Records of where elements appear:

⁂

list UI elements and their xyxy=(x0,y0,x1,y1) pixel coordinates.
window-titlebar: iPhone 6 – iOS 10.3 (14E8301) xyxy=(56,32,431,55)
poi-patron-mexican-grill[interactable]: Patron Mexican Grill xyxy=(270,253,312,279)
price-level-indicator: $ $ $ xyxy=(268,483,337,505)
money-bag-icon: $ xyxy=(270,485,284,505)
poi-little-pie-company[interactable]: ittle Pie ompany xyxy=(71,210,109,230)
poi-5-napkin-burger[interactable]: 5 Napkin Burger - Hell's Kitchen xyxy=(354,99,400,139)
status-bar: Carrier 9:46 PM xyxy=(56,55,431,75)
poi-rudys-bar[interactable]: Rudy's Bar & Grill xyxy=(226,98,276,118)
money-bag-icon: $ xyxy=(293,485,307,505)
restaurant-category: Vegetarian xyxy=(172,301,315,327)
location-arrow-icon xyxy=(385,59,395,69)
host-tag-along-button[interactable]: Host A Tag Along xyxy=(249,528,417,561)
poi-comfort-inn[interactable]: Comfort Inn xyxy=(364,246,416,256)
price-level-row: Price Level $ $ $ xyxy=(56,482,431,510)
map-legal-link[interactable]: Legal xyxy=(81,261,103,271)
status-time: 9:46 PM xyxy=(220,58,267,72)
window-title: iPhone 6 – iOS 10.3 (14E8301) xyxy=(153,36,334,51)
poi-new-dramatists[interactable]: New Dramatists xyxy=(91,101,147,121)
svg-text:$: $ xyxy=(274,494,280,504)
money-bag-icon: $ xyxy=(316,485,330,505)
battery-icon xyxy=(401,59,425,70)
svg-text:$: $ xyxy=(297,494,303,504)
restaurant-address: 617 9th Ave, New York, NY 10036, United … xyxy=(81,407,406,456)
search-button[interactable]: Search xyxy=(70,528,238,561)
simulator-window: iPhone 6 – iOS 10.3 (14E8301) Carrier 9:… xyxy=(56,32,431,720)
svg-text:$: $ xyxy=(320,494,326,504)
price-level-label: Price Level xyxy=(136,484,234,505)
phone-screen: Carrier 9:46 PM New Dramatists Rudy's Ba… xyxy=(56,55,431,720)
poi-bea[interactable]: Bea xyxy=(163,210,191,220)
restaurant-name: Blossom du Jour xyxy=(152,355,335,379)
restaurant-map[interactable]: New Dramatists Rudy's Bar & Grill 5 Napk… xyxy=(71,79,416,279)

⁂

▶ TASK BRIEF
Swap "Hell's Kitchen" for "Midtown West" in the records from the first line through the line containing "poi-5-napkin-burger[interactable]: 5 Napkin", and reproduce only those lines with everything else left unchanged.

▶ COMPLETE ANSWER
list UI elements and their xyxy=(x0,y0,x1,y1) pixel coordinates.
window-titlebar: iPhone 6 – iOS 10.3 (14E8301) xyxy=(56,32,431,55)
poi-patron-mexican-grill[interactable]: Patron Mexican Grill xyxy=(270,253,312,279)
price-level-indicator: $ $ $ xyxy=(268,483,337,505)
money-bag-icon: $ xyxy=(270,485,284,505)
poi-little-pie-company[interactable]: ittle Pie ompany xyxy=(71,210,109,230)
poi-5-napkin-burger[interactable]: 5 Napkin Burger - Midtown West xyxy=(354,99,400,139)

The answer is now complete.